Pictures don't belong in the copy. Set down the lines from the one containing "Enumerate this screenshot's" through the last line, exactly as they are.

======== Input rows

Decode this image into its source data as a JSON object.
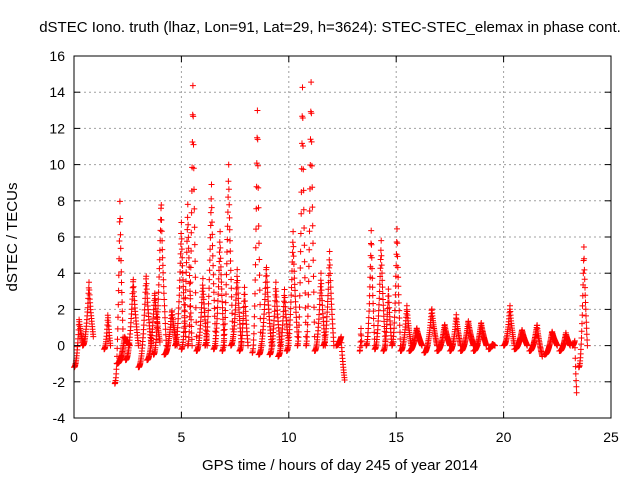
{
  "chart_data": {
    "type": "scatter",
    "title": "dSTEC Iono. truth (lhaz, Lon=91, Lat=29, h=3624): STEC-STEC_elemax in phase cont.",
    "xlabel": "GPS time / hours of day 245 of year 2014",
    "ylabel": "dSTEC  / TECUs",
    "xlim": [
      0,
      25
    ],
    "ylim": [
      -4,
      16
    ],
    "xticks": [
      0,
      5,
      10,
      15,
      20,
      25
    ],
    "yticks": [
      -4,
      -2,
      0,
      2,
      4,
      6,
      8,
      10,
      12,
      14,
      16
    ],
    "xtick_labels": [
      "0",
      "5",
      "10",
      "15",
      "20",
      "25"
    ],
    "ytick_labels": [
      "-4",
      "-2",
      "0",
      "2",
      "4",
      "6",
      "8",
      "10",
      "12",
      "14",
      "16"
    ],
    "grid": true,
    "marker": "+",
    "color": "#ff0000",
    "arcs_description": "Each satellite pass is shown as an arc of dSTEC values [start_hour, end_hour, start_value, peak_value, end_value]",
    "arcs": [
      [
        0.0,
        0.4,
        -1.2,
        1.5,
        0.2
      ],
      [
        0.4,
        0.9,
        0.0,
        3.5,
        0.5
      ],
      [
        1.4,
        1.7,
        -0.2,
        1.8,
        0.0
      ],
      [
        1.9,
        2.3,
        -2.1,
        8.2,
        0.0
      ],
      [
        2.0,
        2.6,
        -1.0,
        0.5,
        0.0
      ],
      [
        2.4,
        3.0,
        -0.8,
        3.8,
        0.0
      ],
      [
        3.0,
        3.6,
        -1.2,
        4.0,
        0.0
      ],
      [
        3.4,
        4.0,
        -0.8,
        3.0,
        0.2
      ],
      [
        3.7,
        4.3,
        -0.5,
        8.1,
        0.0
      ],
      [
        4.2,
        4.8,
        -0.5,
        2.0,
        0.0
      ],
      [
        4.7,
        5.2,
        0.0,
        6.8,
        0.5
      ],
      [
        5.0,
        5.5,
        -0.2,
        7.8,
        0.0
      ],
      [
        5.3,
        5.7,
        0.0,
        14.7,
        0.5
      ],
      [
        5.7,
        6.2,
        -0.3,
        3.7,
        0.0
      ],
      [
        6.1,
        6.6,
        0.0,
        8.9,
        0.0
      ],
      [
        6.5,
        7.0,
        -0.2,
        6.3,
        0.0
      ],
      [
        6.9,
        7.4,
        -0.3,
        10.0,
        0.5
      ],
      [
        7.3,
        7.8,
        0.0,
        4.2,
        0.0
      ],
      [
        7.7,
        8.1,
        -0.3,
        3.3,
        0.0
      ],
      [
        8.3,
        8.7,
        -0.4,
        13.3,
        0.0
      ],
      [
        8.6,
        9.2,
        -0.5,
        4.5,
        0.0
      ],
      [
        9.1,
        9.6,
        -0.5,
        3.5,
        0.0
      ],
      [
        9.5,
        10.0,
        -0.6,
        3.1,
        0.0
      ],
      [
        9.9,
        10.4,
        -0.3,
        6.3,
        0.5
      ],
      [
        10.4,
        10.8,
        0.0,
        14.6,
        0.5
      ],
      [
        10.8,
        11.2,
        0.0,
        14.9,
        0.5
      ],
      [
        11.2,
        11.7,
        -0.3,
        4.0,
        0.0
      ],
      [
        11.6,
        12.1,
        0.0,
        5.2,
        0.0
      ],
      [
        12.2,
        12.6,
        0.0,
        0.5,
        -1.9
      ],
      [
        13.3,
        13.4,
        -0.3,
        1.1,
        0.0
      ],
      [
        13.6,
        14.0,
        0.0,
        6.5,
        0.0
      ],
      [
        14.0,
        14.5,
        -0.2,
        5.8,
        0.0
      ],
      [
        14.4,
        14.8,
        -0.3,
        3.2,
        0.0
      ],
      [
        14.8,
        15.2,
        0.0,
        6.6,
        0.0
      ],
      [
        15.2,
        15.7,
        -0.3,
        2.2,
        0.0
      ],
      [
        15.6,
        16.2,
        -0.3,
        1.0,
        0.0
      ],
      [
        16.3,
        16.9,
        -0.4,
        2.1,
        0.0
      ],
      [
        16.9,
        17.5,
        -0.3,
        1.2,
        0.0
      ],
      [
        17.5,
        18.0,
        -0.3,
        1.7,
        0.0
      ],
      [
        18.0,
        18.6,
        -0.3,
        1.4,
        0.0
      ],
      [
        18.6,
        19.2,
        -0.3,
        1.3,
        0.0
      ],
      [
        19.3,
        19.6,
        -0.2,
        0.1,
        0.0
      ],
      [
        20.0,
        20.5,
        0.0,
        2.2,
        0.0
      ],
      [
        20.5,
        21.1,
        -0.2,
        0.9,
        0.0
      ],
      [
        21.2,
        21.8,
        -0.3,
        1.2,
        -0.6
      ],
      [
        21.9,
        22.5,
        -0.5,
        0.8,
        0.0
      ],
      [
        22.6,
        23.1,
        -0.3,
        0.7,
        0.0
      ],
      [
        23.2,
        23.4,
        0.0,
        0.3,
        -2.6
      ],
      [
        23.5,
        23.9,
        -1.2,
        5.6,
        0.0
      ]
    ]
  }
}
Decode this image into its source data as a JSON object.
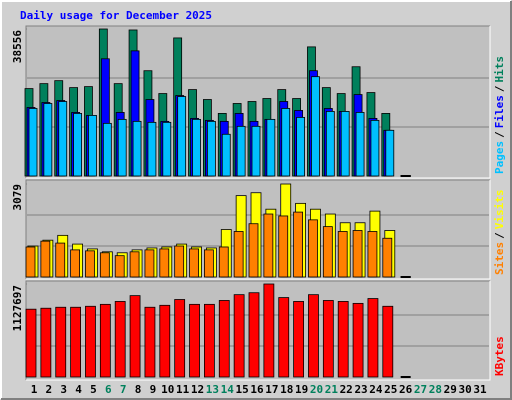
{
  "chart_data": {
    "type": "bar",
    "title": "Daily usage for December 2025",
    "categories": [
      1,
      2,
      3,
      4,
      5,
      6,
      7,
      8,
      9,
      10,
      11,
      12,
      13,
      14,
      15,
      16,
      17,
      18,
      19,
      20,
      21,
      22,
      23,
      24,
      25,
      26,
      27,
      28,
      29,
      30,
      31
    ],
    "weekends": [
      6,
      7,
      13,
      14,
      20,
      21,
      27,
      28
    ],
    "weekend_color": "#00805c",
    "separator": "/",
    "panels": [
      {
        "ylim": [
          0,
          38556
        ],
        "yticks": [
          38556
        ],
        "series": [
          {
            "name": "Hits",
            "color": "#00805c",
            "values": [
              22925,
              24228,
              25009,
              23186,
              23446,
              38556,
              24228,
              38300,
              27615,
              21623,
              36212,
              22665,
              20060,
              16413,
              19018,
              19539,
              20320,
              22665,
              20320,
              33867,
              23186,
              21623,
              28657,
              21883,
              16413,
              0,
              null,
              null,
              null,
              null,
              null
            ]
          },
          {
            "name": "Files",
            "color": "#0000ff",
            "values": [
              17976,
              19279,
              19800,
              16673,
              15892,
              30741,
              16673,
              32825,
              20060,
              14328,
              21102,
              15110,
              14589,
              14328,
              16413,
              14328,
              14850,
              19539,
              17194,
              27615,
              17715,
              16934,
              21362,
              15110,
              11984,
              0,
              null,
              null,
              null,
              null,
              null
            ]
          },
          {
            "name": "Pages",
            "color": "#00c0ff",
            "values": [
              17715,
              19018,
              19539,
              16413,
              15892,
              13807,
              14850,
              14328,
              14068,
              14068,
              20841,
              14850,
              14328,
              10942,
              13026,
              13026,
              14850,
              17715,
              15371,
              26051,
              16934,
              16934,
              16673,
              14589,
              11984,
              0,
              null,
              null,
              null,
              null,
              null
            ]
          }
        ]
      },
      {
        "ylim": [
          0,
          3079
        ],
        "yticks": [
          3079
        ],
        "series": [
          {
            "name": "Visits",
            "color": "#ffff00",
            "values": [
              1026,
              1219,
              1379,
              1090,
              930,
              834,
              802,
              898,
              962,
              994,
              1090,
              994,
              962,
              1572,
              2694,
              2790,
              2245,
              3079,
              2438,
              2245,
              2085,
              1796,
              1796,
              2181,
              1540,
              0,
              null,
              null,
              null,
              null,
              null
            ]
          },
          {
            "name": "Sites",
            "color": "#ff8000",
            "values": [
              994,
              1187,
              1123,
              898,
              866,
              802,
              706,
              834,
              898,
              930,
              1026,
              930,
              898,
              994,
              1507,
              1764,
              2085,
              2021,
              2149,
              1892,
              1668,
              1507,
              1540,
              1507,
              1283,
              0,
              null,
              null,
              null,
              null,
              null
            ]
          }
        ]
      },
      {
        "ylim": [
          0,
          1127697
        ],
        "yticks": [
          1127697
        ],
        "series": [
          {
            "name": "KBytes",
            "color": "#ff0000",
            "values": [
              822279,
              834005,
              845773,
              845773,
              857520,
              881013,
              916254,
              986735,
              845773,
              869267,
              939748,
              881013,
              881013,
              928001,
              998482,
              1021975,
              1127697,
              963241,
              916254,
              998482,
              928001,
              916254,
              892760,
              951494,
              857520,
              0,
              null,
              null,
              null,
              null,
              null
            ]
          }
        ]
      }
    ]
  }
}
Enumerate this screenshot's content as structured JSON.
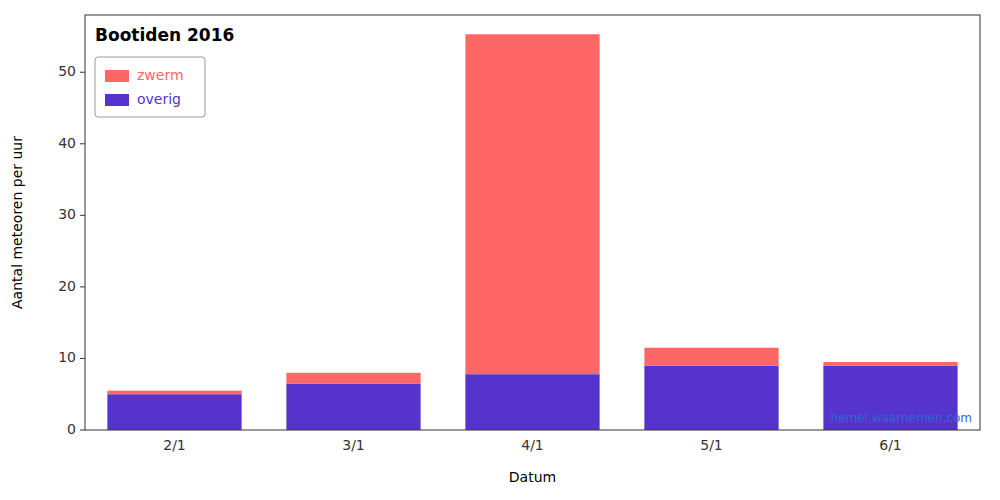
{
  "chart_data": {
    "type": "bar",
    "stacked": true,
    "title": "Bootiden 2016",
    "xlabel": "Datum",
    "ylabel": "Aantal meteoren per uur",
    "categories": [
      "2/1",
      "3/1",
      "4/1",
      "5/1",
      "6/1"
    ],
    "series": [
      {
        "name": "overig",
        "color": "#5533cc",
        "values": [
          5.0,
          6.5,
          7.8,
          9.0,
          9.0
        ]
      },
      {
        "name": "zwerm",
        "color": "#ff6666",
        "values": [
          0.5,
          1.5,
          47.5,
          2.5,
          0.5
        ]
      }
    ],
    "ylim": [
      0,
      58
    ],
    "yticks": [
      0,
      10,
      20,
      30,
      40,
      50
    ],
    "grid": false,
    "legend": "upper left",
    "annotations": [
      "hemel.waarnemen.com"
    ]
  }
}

================

## Response for this exercise:
Enumerate this screenshot's content as structured JSON.
{
  "chart_data": {
    "type": "bar",
    "stacked": true,
    "title": "Bootiden 2016",
    "xlabel": "Datum",
    "ylabel": "Aantal meteoren per uur",
    "categories": [
      "2/1",
      "3/1",
      "4/1",
      "5/1",
      "6/1"
    ],
    "series": [
      {
        "name": "overig",
        "color": "#5533cc",
        "values": [
          5.0,
          6.5,
          7.8,
          9.0,
          9.0
        ]
      },
      {
        "name": "zwerm",
        "color": "#ff6666",
        "values": [
          0.5,
          1.5,
          47.5,
          2.5,
          0.5
        ]
      }
    ],
    "ylim": [
      0,
      58
    ],
    "yticks": [
      0,
      10,
      20,
      30,
      40,
      50
    ],
    "grid": false,
    "legend": "upper left",
    "annotations": [
      "hemel.waarnemen.com"
    ]
  }
}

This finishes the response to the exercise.